§ **AIM OF THE TASK**
Every entry below should be printed exactly, without its images.

Collected data entries:
------------------------------
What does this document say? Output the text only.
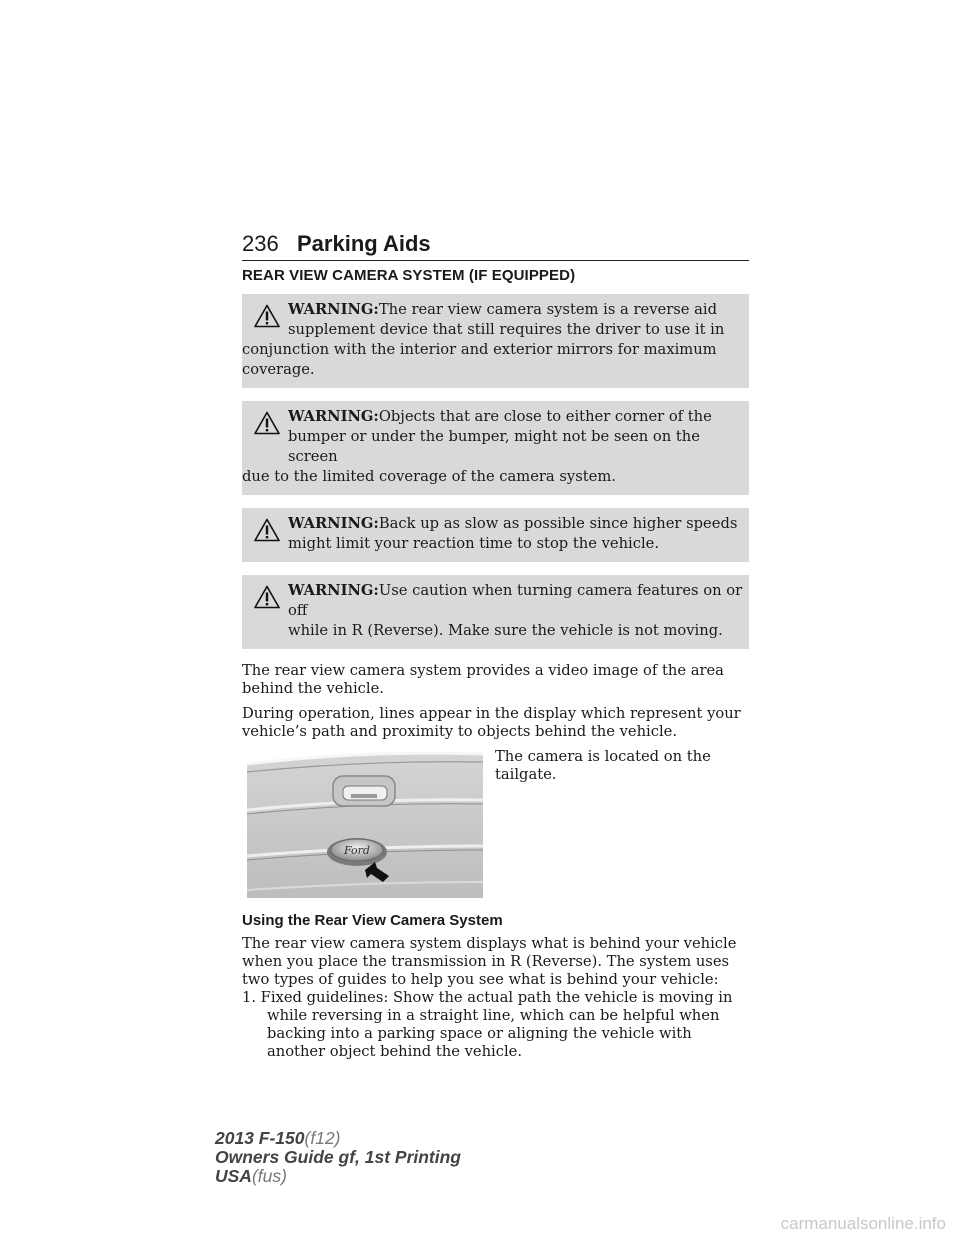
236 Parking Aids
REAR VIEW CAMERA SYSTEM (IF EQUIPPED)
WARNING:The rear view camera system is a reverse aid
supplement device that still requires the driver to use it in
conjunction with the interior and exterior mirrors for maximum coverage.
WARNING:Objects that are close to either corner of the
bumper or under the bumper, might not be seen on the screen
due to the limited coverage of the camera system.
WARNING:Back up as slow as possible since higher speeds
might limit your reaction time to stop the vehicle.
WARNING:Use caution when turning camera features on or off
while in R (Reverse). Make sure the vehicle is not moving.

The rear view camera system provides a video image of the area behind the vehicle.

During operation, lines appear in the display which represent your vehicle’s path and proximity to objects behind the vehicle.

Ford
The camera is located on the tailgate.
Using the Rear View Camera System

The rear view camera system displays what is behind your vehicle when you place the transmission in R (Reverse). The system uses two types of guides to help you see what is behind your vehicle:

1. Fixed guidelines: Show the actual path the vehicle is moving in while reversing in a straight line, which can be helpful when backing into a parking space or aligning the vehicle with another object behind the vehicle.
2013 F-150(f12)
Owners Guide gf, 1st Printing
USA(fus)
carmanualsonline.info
------------------------------
§ **FULL SOLUTION**
What does this document say? Output the text only.
236 Parking Aids
REAR VIEW CAMERA SYSTEM (IF EQUIPPED)
WARNING:The rear view camera system is a reverse aid
supplement device that still requires the driver to use it in
conjunction with the interior and exterior mirrors for maximum coverage.
WARNING:Objects that are close to either corner of the
bumper or under the bumper, might not be seen on the screen
due to the limited coverage of the camera system.
WARNING:Back up as slow as possible since higher speeds
might limit your reaction time to stop the vehicle.
WARNING:Use caution when turning camera features on or off
while in R (Reverse). Make sure the vehicle is not moving.

The rear view camera system provides a video image of the area behind the vehicle.

During operation, lines appear in the display which represent your vehicle’s path and proximity to objects behind the vehicle.

Ford
The camera is located on the tailgate.
Using the Rear View Camera System

The rear view camera system displays what is behind your vehicle when you place the transmission in R (Reverse). The system uses two types of guides to help you see what is behind your vehicle:

1. Fixed guidelines: Show the actual path the vehicle is moving in while reversing in a straight line, which can be helpful when backing into a parking space or aligning the vehicle with another object behind the vehicle.
2013 F-150(f12)
Owners Guide gf, 1st Printing
USA(fus)
carmanualsonline.info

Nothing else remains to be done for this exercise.